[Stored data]

+-------+

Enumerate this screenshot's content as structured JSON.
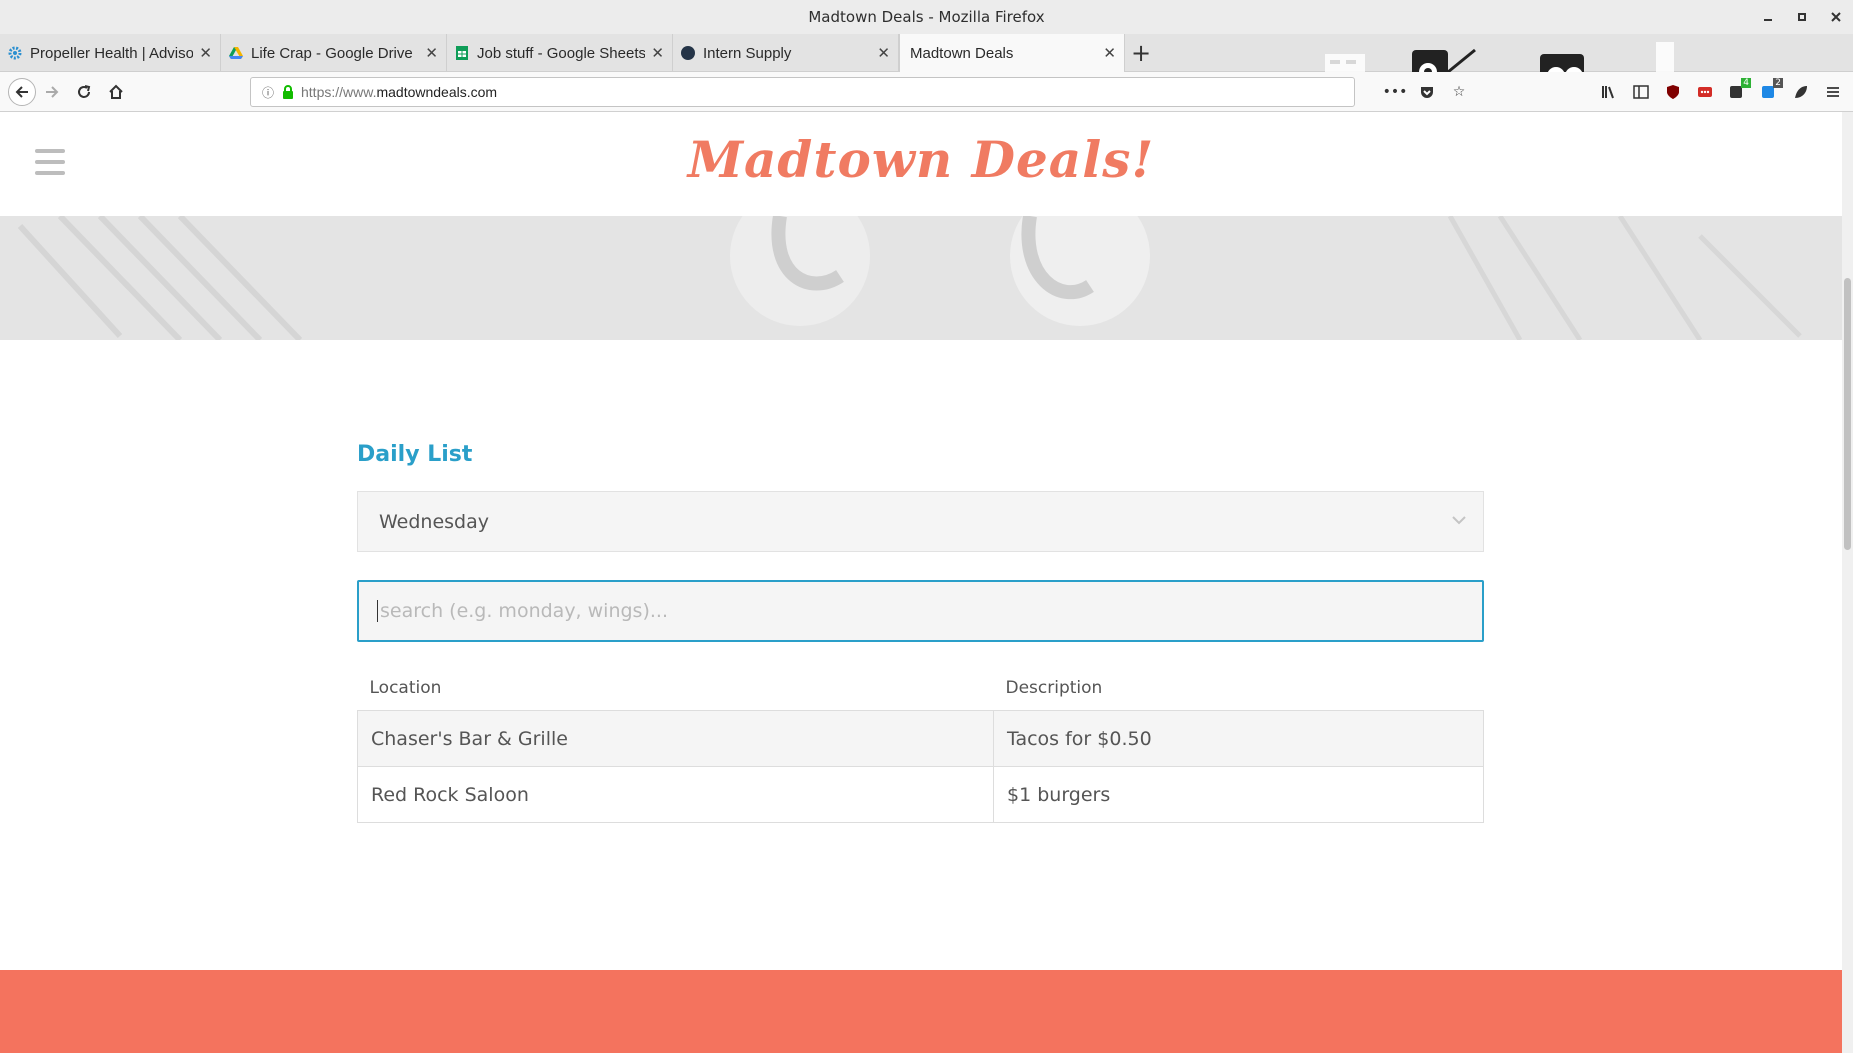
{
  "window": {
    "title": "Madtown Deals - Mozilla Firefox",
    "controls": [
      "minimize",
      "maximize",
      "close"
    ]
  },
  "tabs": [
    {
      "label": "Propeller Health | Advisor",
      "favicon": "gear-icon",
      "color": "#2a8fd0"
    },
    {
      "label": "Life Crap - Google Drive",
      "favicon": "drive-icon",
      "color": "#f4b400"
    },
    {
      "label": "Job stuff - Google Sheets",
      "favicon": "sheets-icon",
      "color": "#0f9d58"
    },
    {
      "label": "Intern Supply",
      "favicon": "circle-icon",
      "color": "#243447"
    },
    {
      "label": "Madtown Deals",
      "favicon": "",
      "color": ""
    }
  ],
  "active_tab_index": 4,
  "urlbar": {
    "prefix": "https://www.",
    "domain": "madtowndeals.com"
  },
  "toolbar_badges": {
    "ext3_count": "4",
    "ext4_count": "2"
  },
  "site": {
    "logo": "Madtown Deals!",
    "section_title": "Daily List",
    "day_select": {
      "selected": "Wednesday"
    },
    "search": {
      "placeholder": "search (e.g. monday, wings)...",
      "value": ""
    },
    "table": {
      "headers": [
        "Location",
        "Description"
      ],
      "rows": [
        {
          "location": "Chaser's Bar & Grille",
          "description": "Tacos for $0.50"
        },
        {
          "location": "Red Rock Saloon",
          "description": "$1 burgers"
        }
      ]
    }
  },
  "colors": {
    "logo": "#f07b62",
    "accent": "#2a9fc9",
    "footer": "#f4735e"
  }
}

+-------+

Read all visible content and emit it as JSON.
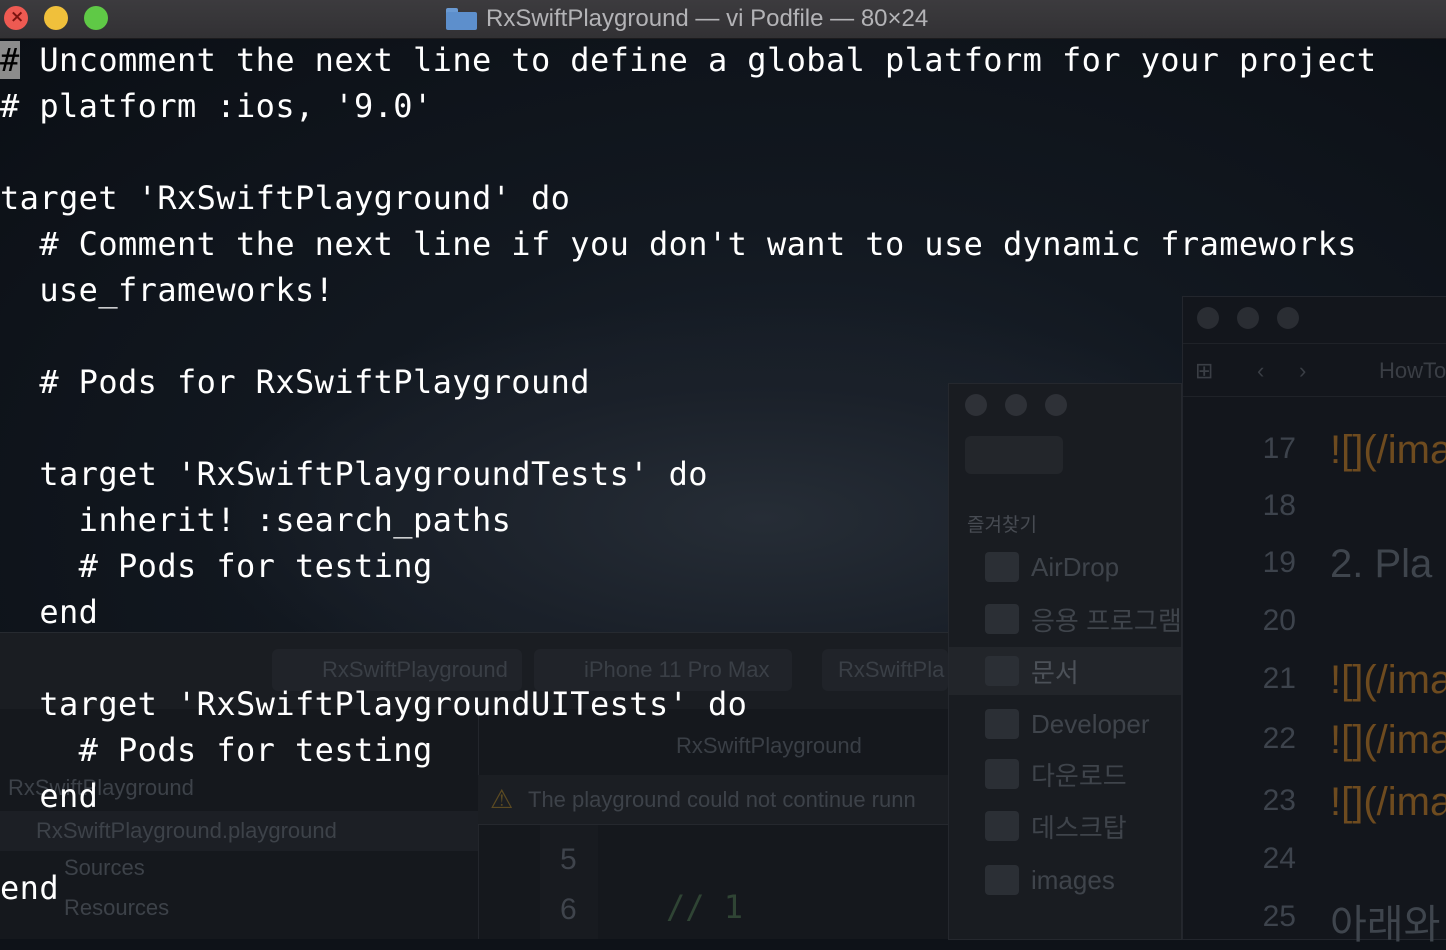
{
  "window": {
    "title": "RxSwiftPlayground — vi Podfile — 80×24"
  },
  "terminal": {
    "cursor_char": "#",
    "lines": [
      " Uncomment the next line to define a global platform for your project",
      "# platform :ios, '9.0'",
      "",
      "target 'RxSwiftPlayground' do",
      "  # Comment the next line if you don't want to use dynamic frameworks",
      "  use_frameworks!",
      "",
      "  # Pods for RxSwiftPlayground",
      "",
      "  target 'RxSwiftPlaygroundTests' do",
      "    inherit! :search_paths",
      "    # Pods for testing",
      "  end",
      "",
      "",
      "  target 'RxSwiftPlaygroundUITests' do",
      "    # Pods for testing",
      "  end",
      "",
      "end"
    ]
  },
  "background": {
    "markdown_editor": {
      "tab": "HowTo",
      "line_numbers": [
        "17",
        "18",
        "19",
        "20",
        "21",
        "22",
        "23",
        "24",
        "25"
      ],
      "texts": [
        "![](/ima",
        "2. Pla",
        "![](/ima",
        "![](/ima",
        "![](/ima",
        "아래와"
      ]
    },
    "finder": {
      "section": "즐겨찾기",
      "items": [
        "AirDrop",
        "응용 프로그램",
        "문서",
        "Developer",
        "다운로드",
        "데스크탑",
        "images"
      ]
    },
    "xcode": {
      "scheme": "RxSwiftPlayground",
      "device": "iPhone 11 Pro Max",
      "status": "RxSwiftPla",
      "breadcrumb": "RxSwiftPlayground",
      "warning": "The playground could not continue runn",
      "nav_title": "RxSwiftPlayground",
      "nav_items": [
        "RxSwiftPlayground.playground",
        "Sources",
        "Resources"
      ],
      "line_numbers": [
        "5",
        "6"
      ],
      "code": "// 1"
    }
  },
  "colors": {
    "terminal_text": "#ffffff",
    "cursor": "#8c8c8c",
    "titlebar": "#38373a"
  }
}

+-------+

* **What is asked**: Which lines contain "label"? Copy each of them.

* **The output**:
      "label": "Propeller Health | Advisor",
      "label": "Life Crap - Google Drive",
      "label": "Job stuff - Google Sheets",
      "label": "Intern Supply",
      "label": "Madtown Deals",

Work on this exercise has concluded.